[Records about charts and figures]
[START]

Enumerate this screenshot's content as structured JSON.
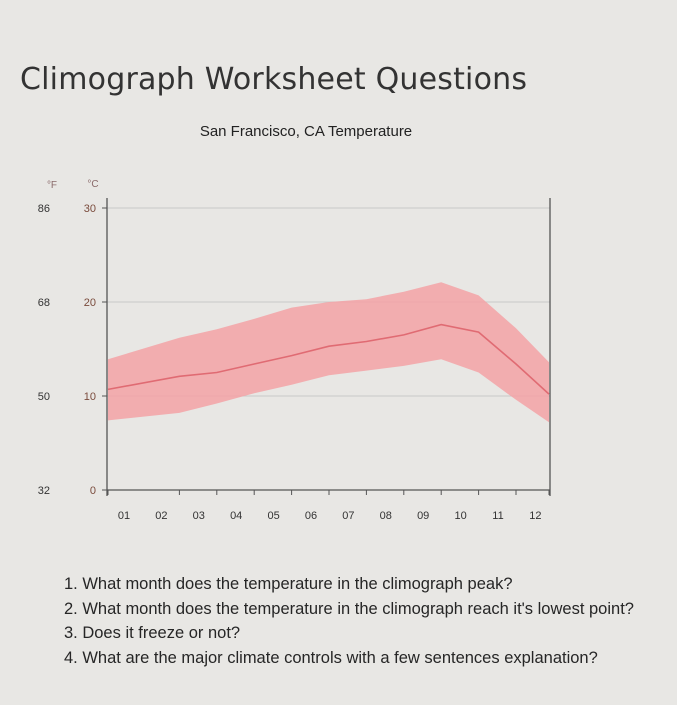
{
  "page": {
    "title": "Climograph Worksheet Questions"
  },
  "chart_data": {
    "type": "area",
    "title": "San Francisco, CA Temperature",
    "unit_f": "°F",
    "unit_c": "°C",
    "y_ticks_f": [
      "86",
      "68",
      "50",
      "32"
    ],
    "y_ticks_c": [
      "30",
      "20",
      "10",
      "0"
    ],
    "ylim_c": [
      0,
      30
    ],
    "categories": [
      "01",
      "02",
      "03",
      "04",
      "05",
      "06",
      "07",
      "08",
      "09",
      "10",
      "11",
      "12"
    ],
    "series": [
      {
        "values": [
          10.7,
          12.1,
          12.5,
          13.4,
          14.3,
          15.3,
          15.8,
          16.5,
          17.6,
          16.8,
          13.4,
          10.2
        ]
      }
    ],
    "range_low": [
      7.4,
      8.2,
      9.2,
      10.3,
      11.2,
      12.2,
      12.7,
      13.2,
      13.9,
      12.5,
      9.6,
      7.2
    ],
    "range_high": [
      13.9,
      16.2,
      17.1,
      18.2,
      19.4,
      20.0,
      20.3,
      21.1,
      22.1,
      20.7,
      17.2,
      13.6
    ],
    "colors": {
      "band": "#f3a2a6",
      "line": "#e06b73",
      "grid": "#c9c9c9",
      "axis": "#555555"
    }
  },
  "questions": [
    "1. What month does the temperature in the climograph peak?",
    "2. What month does the temperature in the climograph reach it's lowest point?",
    "3. Does it freeze or not?",
    "4. What are the major climate controls with a few sentences explanation?"
  ]
}
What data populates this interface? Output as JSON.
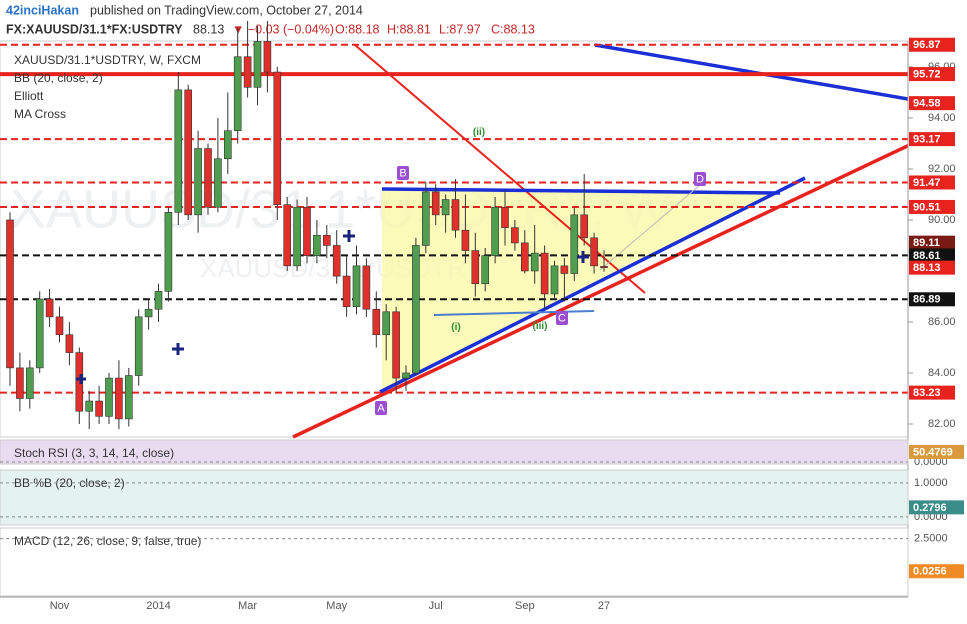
{
  "header": {
    "author": "42inciHakan",
    "published": "published on TradingView.com, October 27, 2014",
    "symbol": "FX:XAUUSD/31.1*FX:USDTRY",
    "last": "88.13",
    "change": "▼ −0.03 (−0.04%)",
    "ohlc": [
      "O:88.18",
      "H:88.81",
      "L:87.97",
      "C:88.13"
    ]
  },
  "chart_data": {
    "type": "candlestick",
    "title": "XAUUSD/31.1*USDTRY, W, FXCM",
    "watermark": "XAUUSD/31.1*USDTRY, W",
    "watermark_small": "XAUUSD/31.1*USDTRY",
    "indicators": [
      "BB (20, close, 2)",
      "Elliott",
      "MA Cross"
    ],
    "annotations": [
      "A",
      "B",
      "C",
      "D",
      "(i)",
      "(ii)",
      "(iii)"
    ],
    "categories": [
      null,
      null,
      null,
      null,
      null,
      "Nov",
      null,
      null,
      null,
      null,
      null,
      null,
      null,
      null,
      null,
      "2014",
      null,
      null,
      null,
      null,
      null,
      null,
      null,
      null,
      "Mar",
      null,
      null,
      null,
      null,
      null,
      null,
      null,
      null,
      "May",
      null,
      null,
      null,
      null,
      null,
      null,
      null,
      null,
      null,
      "Jul",
      null,
      null,
      null,
      null,
      null,
      null,
      null,
      null,
      "Sep",
      null,
      null,
      null,
      null,
      null,
      null,
      null,
      "27"
    ],
    "open": [
      90.0,
      84.2,
      83.0,
      84.2,
      86.9,
      86.2,
      85.5,
      84.8,
      82.5,
      82.9,
      82.3,
      83.8,
      82.2,
      83.9,
      86.2,
      86.5,
      87.2,
      90.3,
      95.1,
      90.2,
      92.8,
      90.5,
      92.4,
      93.5,
      96.4,
      95.2,
      97.0,
      95.8,
      90.6,
      88.2,
      90.5,
      88.6,
      89.4,
      89.0,
      87.8,
      86.6,
      88.2,
      86.5,
      85.5,
      86.4,
      83.8,
      84.0,
      89.0,
      91.1,
      90.2,
      90.8,
      89.6,
      88.8,
      87.5,
      88.6,
      90.5,
      89.7,
      89.1,
      88.0,
      88.7,
      87.1,
      88.2,
      87.9,
      90.2,
      89.3,
      88.18
    ],
    "high": [
      90.3,
      84.8,
      84.5,
      87.2,
      87.3,
      86.6,
      86.0,
      85.0,
      83.3,
      83.5,
      84.0,
      84.5,
      84.2,
      86.5,
      86.9,
      87.5,
      90.5,
      95.8,
      95.3,
      93.5,
      93.0,
      94.0,
      95.0,
      97.5,
      97.8,
      97.6,
      97.8,
      96.0,
      90.9,
      90.8,
      90.9,
      90.0,
      89.8,
      89.6,
      88.6,
      89.0,
      88.5,
      87.2,
      86.7,
      86.6,
      84.3,
      89.3,
      91.5,
      91.4,
      91.0,
      91.6,
      91.0,
      89.5,
      88.9,
      90.9,
      91.2,
      90.0,
      89.6,
      89.8,
      89.0,
      88.4,
      88.5,
      90.5,
      91.8,
      89.5,
      88.81
    ],
    "low": [
      83.5,
      82.5,
      82.6,
      84.0,
      85.8,
      85.2,
      84.3,
      82.0,
      81.8,
      82.0,
      82.0,
      81.8,
      81.9,
      83.5,
      85.7,
      86.0,
      86.8,
      89.8,
      90.0,
      89.5,
      90.2,
      90.3,
      91.8,
      93.0,
      94.8,
      94.5,
      95.0,
      90.0,
      88.0,
      88.0,
      88.3,
      88.3,
      88.5,
      87.5,
      86.2,
      86.3,
      86.2,
      85.0,
      84.5,
      83.2,
      83.3,
      83.9,
      88.7,
      89.8,
      89.5,
      89.3,
      88.3,
      87.0,
      87.2,
      88.3,
      89.0,
      88.8,
      87.9,
      87.5,
      86.5,
      86.9,
      86.8,
      87.6,
      89.0,
      87.9,
      87.97
    ],
    "close": [
      84.2,
      83.0,
      84.2,
      86.9,
      86.2,
      85.5,
      84.8,
      82.5,
      82.9,
      82.3,
      83.8,
      82.2,
      83.9,
      86.2,
      86.5,
      87.2,
      90.3,
      95.1,
      90.2,
      92.8,
      90.5,
      92.4,
      93.5,
      96.4,
      95.2,
      97.0,
      95.8,
      90.6,
      88.2,
      90.5,
      88.6,
      89.4,
      89.0,
      87.8,
      86.6,
      88.2,
      86.5,
      85.5,
      86.4,
      83.8,
      84.0,
      89.0,
      91.1,
      90.2,
      90.8,
      89.6,
      88.8,
      87.5,
      88.6,
      90.5,
      89.7,
      89.1,
      88.0,
      88.7,
      87.1,
      88.2,
      87.9,
      90.2,
      89.3,
      88.2,
      88.13
    ],
    "up_color": "#4f9e4f",
    "down_color": "#e0302b",
    "ylim": [
      81.49,
      96.86
    ],
    "yticks": [
      {
        "value": 96,
        "label": "96.00"
      },
      {
        "value": 94,
        "label": "94.00"
      },
      {
        "value": 92,
        "label": "92.00"
      },
      {
        "value": 90,
        "label": "90.00"
      },
      {
        "value": 86,
        "label": "86.00"
      },
      {
        "value": 84,
        "label": "84.00"
      },
      {
        "value": 82,
        "label": "82.00"
      }
    ],
    "levels": [
      {
        "value": 96.87,
        "color": "#e8231d",
        "style": "dashed"
      },
      {
        "value": 95.72,
        "color": "#e8231d",
        "style": "solid"
      },
      {
        "value": 94.58,
        "color": "#e8231d",
        "style": "none"
      },
      {
        "value": 93.17,
        "color": "#e8231d",
        "style": "dashed"
      },
      {
        "value": 91.47,
        "color": "#e8231d",
        "style": "dashed"
      },
      {
        "value": 90.51,
        "color": "#e8231d",
        "style": "dashed"
      },
      {
        "value": 89.11,
        "color": "#7a1a14",
        "style": "none"
      },
      {
        "value": 88.61,
        "color": "#111111",
        "style": "dashed"
      },
      {
        "value": 88.13,
        "color": "#e8231d",
        "style": "none"
      },
      {
        "value": 86.89,
        "color": "#111111",
        "style": "dashed"
      },
      {
        "value": 83.23,
        "color": "#e8231d",
        "style": "dashed"
      }
    ],
    "panels": [
      {
        "title": "Stoch RSI (3, 3, 14, 14, close)",
        "value": 50.4769,
        "color": "#d89a3c",
        "background": "#eadcf0",
        "ylim": [
          -10,
          110
        ],
        "yticks": [
          {
            "value": 0,
            "label": "0.0000"
          }
        ]
      },
      {
        "title": "BB %B (20, close, 2)",
        "value": 0.2796,
        "color": "#3b8d89",
        "background": "#e4f2f0",
        "ylim": [
          -0.24,
          1.38
        ],
        "yticks": [
          {
            "value": 1,
            "label": "1.0000"
          },
          {
            "value": 0,
            "label": "0.0000"
          }
        ]
      },
      {
        "title": "MACD (12, 26, close, 9, false, true)",
        "value": 0.0256,
        "color": "#f08a24",
        "background": "#ffffff",
        "ylim": [
          -1.85,
          3.3
        ],
        "yticks": [
          {
            "value": 2.5,
            "label": "2.5000"
          }
        ]
      }
    ]
  }
}
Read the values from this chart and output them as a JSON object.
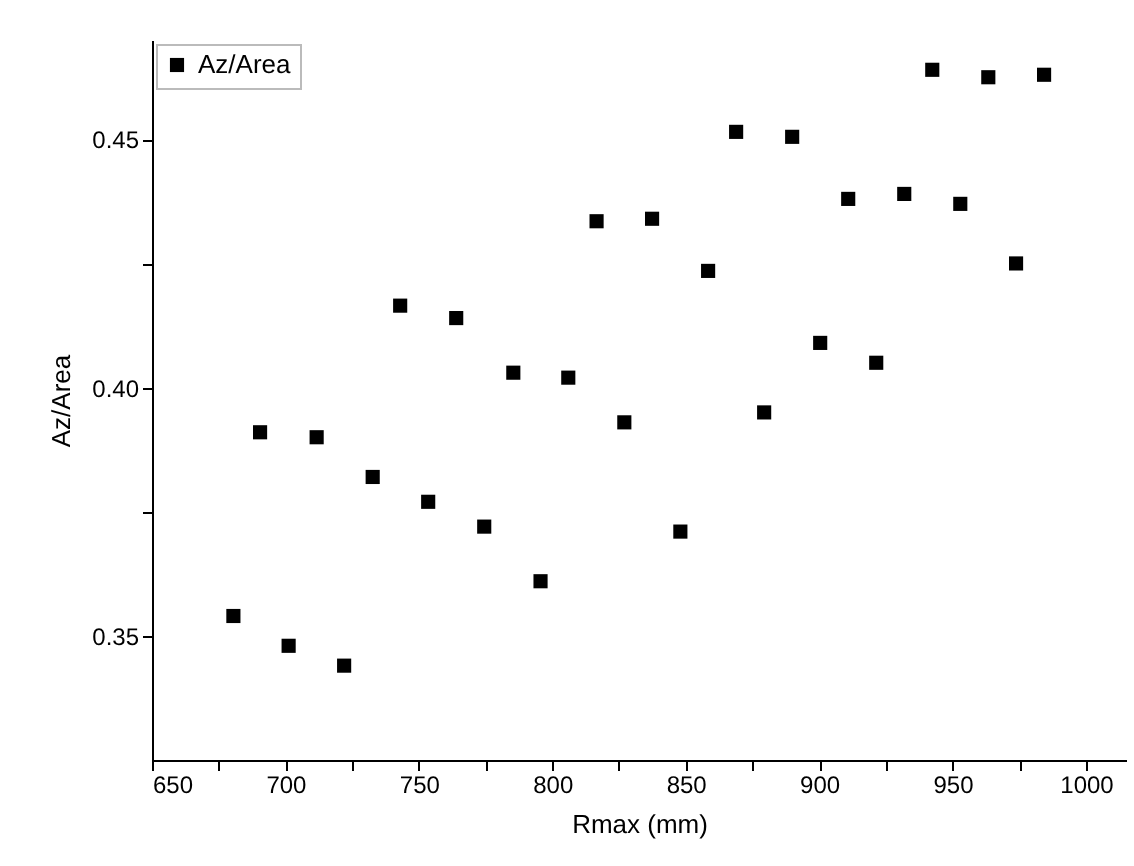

[END]

◆ **YOUR TASK**
Answer only with how many lines in the records include "background".

◆ **WRITTEN RESPONSE**
3